DIRECTIVE: Show every line that has the string "content" in it.

── DATA RECORDS

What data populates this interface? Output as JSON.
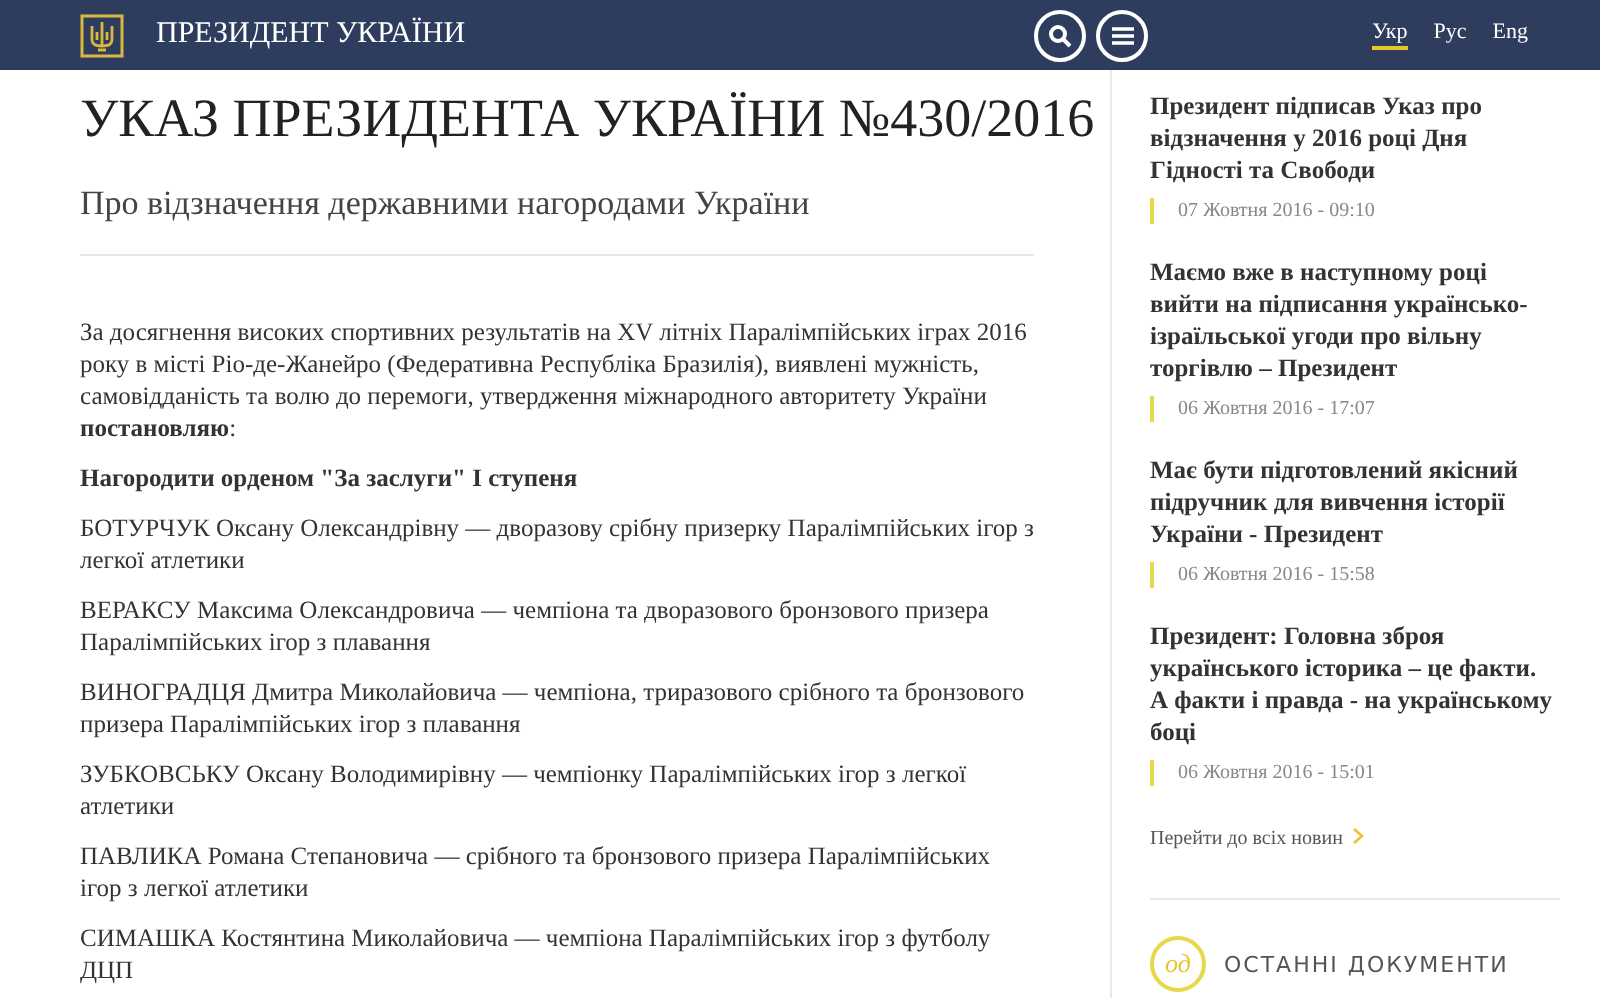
{
  "header": {
    "site_title": "ПРЕЗИДЕНТ УКРАЇНИ",
    "languages": [
      {
        "label": "Укр",
        "selected": true
      },
      {
        "label": "Рус",
        "selected": false
      },
      {
        "label": "Eng",
        "selected": false
      }
    ]
  },
  "article": {
    "title": "УКАЗ ПРЕЗИДЕНТА УКРАЇНИ №430/2016",
    "subtitle": "Про відзначення державними нагородами України",
    "intro": "За досягнення високих спортивних результатів на XV літніх Паралімпійських іграх 2016 року в місті Ріо-де-Жанейро (Федеративна Республіка Бразилія), виявлені мужність, самовідданість та волю до перемоги, утвердження міжнародного авторитету України **постановляю**:",
    "award_heading": "Нагородити орденом \"За заслуги\" I ступеня",
    "awardees": [
      "БОТУРЧУК Оксану Олександрівну — дворазову срібну призерку Паралімпійських ігор з легкої атлетики",
      "ВЕРАКСУ Максима Олександровича — чемпіона та дворазового бронзового призера Паралімпійських ігор з плавання",
      "ВИНОГРАДЦЯ Дмитра Миколайовича — чемпіона, триразового срібного та бронзового призера Паралімпійських ігор з плавання",
      "ЗУБКОВСЬКУ Оксану Володимирівну — чемпіонку Паралімпійських ігор з легкої атлетики",
      "ПАВЛИКА Романа Степановича — срібного та бронзового призера Паралімпійських ігор з легкої атлетики",
      "СИМАШКА Костянтина Миколайовича — чемпіона Паралімпійських ігор з футболу ДЦП"
    ]
  },
  "sidebar": {
    "news": [
      {
        "title": "Президент підписав Указ про відзначення у 2016 році Дня Гідності та Свободи",
        "date": "07 Жовтня 2016 - 09:10"
      },
      {
        "title": "Маємо вже в наступному році вийти на підписання українсько-ізраїльської угоди про вільну торгівлю – Президент",
        "date": "06 Жовтня 2016 - 17:07"
      },
      {
        "title": "Має бути підготовлений якісний підручник для вивчення історії України - Президент",
        "date": "06 Жовтня 2016 - 15:58"
      },
      {
        "title": "Президент: Головна зброя українського історика – це факти. А факти і правда - на українському боці",
        "date": "06 Жовтня 2016 - 15:01"
      }
    ],
    "all_news_link": "Перейти до всіх новин",
    "docs_badge": "од",
    "docs_heading": "ОСТАННІ ДОКУМЕНТИ"
  }
}
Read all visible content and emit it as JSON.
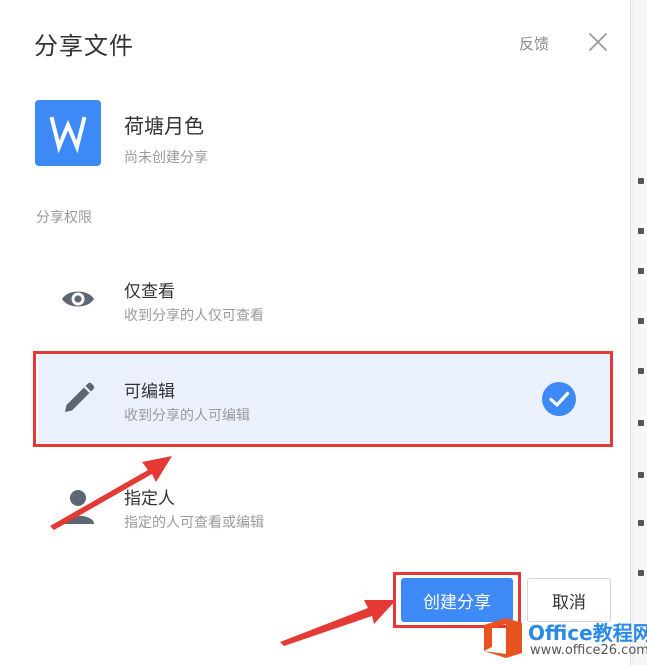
{
  "dialog": {
    "title": "分享文件",
    "feedback_label": "反馈",
    "file": {
      "name": "荷塘月色",
      "status": "尚未创建分享",
      "icon_letter": "W"
    },
    "permission_label": "分享权限",
    "options": [
      {
        "title": "仅查看",
        "desc": "收到分享的人仅可查看",
        "icon": "eye-icon",
        "selected": false
      },
      {
        "title": "可编辑",
        "desc": "收到分享的人可编辑",
        "icon": "pencil-icon",
        "selected": true
      },
      {
        "title": "指定人",
        "desc": "指定的人可查看或编辑",
        "icon": "person-icon",
        "selected": false
      }
    ],
    "create_button": "创建分享",
    "cancel_button": "取消"
  },
  "watermark": {
    "brand": "Office教程网",
    "url": "www.office26.com"
  },
  "colors": {
    "accent": "#3d8af7",
    "highlight": "#e53935",
    "selected_bg": "#eaf1fd"
  }
}
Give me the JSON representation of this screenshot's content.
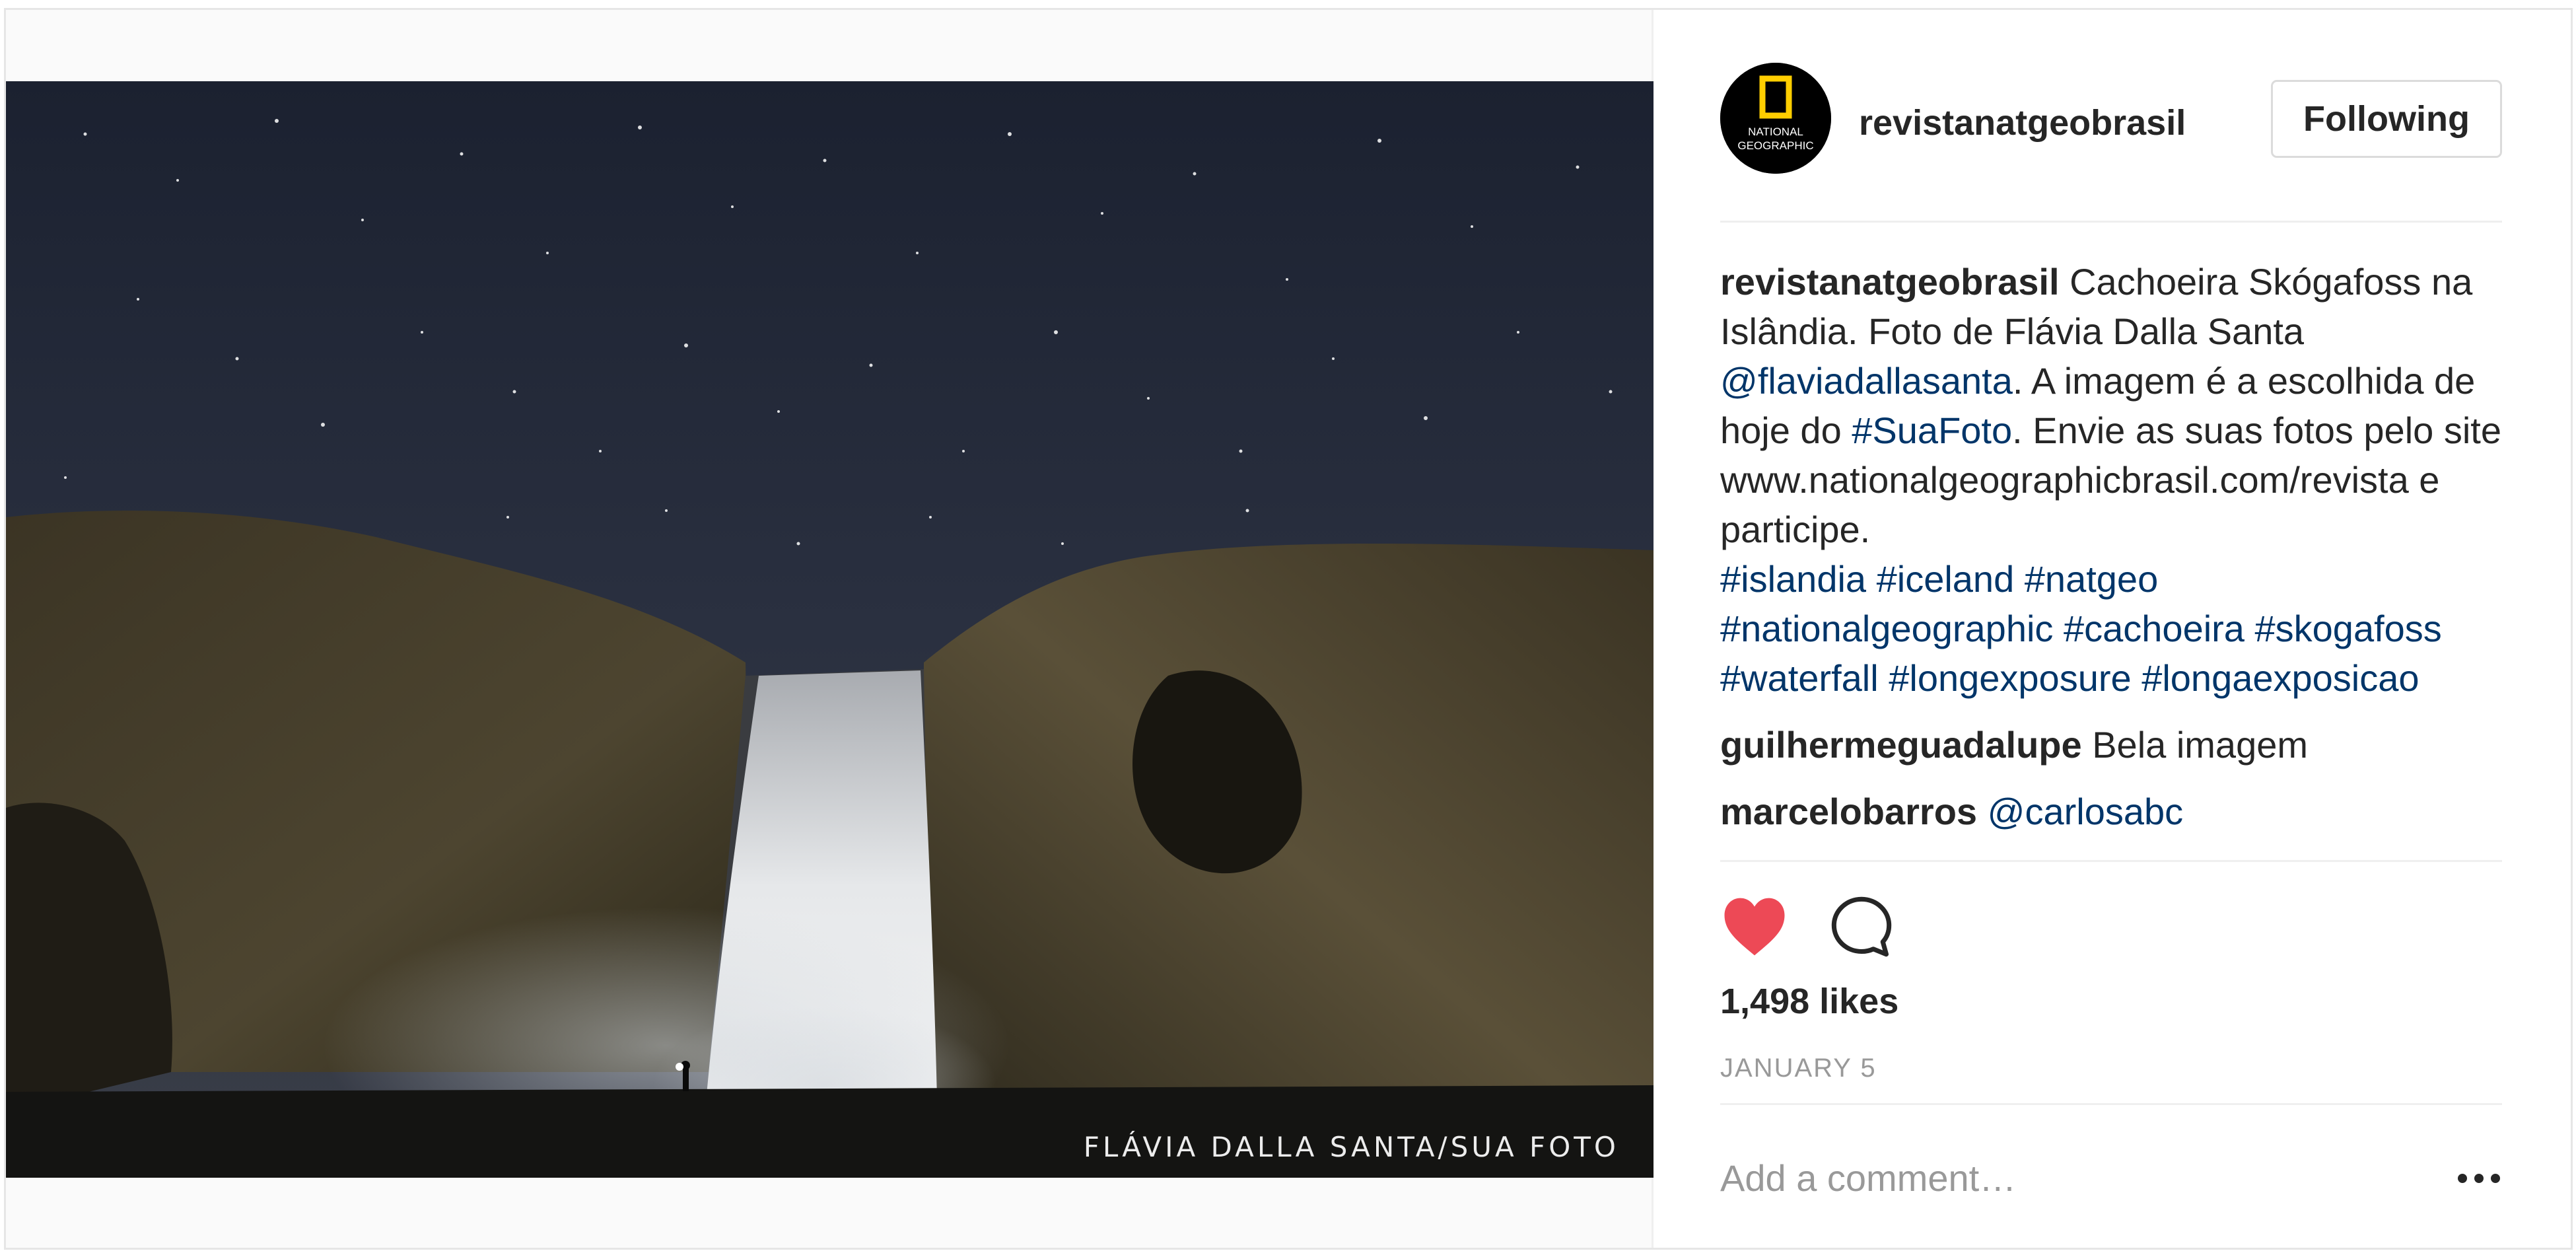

────

RESPONSE FOR THIS EXERCISE:
Read all visible content and emit it as JSON.
Give me the JSON representation of this screenshot's content.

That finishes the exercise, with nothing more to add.